• Short problem: Return the whole listing exactly as it stands.

-------

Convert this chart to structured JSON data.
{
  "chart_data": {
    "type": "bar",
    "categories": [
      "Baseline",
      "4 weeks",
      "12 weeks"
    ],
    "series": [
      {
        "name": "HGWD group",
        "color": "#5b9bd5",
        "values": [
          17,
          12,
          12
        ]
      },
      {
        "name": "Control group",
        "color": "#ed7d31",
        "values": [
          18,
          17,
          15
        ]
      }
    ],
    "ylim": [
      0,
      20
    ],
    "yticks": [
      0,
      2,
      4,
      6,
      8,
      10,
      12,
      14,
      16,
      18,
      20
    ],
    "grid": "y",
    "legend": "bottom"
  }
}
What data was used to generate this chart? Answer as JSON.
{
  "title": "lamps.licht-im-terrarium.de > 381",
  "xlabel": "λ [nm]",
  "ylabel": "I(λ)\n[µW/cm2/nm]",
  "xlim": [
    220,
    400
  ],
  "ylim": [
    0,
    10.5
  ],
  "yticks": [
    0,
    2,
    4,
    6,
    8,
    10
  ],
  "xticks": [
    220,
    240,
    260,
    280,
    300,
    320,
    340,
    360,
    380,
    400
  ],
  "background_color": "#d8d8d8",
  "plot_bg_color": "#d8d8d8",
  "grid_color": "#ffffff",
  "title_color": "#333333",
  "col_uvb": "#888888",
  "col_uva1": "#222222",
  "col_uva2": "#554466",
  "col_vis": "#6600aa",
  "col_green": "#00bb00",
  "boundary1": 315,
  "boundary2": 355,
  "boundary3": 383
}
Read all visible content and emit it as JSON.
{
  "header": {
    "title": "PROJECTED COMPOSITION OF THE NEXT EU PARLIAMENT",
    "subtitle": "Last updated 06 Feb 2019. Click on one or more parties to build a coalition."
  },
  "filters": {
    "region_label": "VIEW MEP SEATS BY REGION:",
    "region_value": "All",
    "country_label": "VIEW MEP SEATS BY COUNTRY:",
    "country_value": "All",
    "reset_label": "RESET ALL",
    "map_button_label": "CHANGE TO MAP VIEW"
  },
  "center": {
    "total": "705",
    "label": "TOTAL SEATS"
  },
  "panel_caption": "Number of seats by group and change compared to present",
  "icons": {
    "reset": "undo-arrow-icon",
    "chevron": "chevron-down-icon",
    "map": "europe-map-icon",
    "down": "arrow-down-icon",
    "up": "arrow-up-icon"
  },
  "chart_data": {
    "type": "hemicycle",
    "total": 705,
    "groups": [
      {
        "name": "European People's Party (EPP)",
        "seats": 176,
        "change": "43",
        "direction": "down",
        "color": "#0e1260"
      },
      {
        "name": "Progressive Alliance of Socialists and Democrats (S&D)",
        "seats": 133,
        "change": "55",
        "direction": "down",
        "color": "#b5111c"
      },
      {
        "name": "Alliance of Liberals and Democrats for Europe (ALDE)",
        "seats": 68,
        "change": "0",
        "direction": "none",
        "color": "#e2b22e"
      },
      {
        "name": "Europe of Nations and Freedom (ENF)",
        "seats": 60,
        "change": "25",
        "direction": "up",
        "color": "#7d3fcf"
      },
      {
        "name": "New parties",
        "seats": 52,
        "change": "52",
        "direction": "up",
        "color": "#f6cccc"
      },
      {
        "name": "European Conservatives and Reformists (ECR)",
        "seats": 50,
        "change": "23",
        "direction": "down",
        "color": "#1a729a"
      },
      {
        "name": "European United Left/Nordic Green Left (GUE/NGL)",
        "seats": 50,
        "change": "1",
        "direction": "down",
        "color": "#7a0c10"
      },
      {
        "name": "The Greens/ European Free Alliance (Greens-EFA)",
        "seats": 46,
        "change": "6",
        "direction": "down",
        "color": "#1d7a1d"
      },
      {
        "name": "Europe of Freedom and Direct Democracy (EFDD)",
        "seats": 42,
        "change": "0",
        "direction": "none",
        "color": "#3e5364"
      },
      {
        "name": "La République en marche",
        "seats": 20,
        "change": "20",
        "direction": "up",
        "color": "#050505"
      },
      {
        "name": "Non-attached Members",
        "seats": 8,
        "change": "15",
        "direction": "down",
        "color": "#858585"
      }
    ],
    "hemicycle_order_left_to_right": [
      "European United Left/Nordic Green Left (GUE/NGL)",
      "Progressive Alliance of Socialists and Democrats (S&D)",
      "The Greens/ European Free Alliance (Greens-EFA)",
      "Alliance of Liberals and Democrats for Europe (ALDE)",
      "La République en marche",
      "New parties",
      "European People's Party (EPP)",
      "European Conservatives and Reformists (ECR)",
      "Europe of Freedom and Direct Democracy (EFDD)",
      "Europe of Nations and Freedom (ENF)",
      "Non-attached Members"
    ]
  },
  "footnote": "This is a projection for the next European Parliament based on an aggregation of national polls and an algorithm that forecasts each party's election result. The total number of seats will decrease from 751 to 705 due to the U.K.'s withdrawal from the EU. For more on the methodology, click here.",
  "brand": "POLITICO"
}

-------

• Solved exercise:
Convert this chart to structured JSON data.
{
  "chart_data": {
    "type": "bar",
    "categories": [
      "Baseline",
      "4 weeks",
      "12 weeks"
    ],
    "series": [
      {
        "name": "HGWD group",
        "color": "#5b9bd5",
        "values": [
          17,
          12,
          12
        ]
      },
      {
        "name": "Control group",
        "color": "#ed7d31",
        "values": [
          18,
          17,
          15
        ]
      }
    ],
    "ylim": [
      0,
      20
    ],
    "yticks": [
      0,
      2,
      4,
      6,
      8,
      10,
      12,
      14,
      16,
      18,
      20
    ],
    "grid": "y",
    "legend": "bottom"
  }
}
What data was used to generate this chart? Answer as JSON.
{
  "title": "lamps.licht-im-terrarium.de > 381",
  "xlabel": "λ [nm]",
  "ylabel": "I(λ)\n[µW/cm2/nm]",
  "xlim": [
    220,
    400
  ],
  "ylim": [
    0,
    10.5
  ],
  "yticks": [
    0,
    2,
    4,
    6,
    8,
    10
  ],
  "xticks": [
    220,
    240,
    260,
    280,
    300,
    320,
    340,
    360,
    380,
    400
  ],
  "background_color": "#d8d8d8",
  "plot_bg_color": "#d8d8d8",
  "grid_color": "#ffffff",
  "title_color": "#333333",
  "col_uvb": "#888888",
  "col_uva1": "#222222",
  "col_uva2": "#554466",
  "col_vis": "#6600aa",
  "col_green": "#00bb00",
  "boundary1": 315,
  "boundary2": 355,
  "boundary3": 383
}
Read all visible content and emit it as JSON.
{
  "header": {
    "title": "PROJECTED COMPOSITION OF THE NEXT EU PARLIAMENT",
    "subtitle": "Last updated 06 Feb 2019. Click on one or more parties to build a coalition."
  },
  "filters": {
    "region_label": "VIEW MEP SEATS BY REGION:",
    "region_value": "All",
    "country_label": "VIEW MEP SEATS BY COUNTRY:",
    "country_value": "All",
    "reset_label": "RESET ALL",
    "map_button_label": "CHANGE TO MAP VIEW"
  },
  "center": {
    "total": "705",
    "label": "TOTAL SEATS"
  },
  "panel_caption": "Number of seats by group and change compared to present",
  "icons": {
    "reset": "undo-arrow-icon",
    "chevron": "chevron-down-icon",
    "map": "europe-map-icon",
    "down": "arrow-down-icon",
    "up": "arrow-up-icon"
  },
  "chart_data": {
    "type": "hemicycle",
    "total": 705,
    "groups": [
      {
        "name": "European People's Party (EPP)",
        "seats": 176,
        "change": "43",
        "direction": "down",
        "color": "#0e1260"
      },
      {
        "name": "Progressive Alliance of Socialists and Democrats (S&D)",
        "seats": 133,
        "change": "55",
        "direction": "down",
        "color": "#b5111c"
      },
      {
        "name": "Alliance of Liberals and Democrats for Europe (ALDE)",
        "seats": 68,
        "change": "0",
        "direction": "none",
        "color": "#e2b22e"
      },
      {
        "name": "Europe of Nations and Freedom (ENF)",
        "seats": 60,
        "change": "25",
        "direction": "up",
        "color": "#7d3fcf"
      },
      {
        "name": "New parties",
        "seats": 52,
        "change": "52",
        "direction": "up",
        "color": "#f6cccc"
      },
      {
        "name": "European Conservatives and Reformists (ECR)",
        "seats": 50,
        "change": "23",
        "direction": "down",
        "color": "#1a729a"
      },
      {
        "name": "European United Left/Nordic Green Left (GUE/NGL)",
        "seats": 50,
        "change": "1",
        "direction": "down",
        "color": "#7a0c10"
      },
      {
        "name": "The Greens/ European Free Alliance (Greens-EFA)",
        "seats": 46,
        "change": "6",
        "direction": "down",
        "color": "#1d7a1d"
      },
      {
        "name": "Europe of Freedom and Direct Democracy (EFDD)",
        "seats": 42,
        "change": "0",
        "direction": "none",
        "color": "#3e5364"
      },
      {
        "name": "La République en marche",
        "seats": 20,
        "change": "20",
        "direction": "up",
        "color": "#050505"
      },
      {
        "name": "Non-attached Members",
        "seats": 8,
        "change": "15",
        "direction": "down",
        "color": "#858585"
      }
    ],
    "hemicycle_order_left_to_right": [
      "European United Left/Nordic Green Left (GUE/NGL)",
      "Progressive Alliance of Socialists and Democrats (S&D)",
      "The Greens/ European Free Alliance (Greens-EFA)",
      "Alliance of Liberals and Democrats for Europe (ALDE)",
      "La République en marche",
      "New parties",
      "European People's Party (EPP)",
      "European Conservatives and Reformists (ECR)",
      "Europe of Freedom and Direct Democracy (EFDD)",
      "Europe of Nations and Freedom (ENF)",
      "Non-attached Members"
    ]
  },
  "footnote": "This is a projection for the next European Parliament based on an aggregation of national polls and an algorithm that forecasts each party's election result. The total number of seats will decrease from 751 to 705 due to the U.K.'s withdrawal from the EU. For more on the methodology, click here.",
  "brand": "POLITICO"
}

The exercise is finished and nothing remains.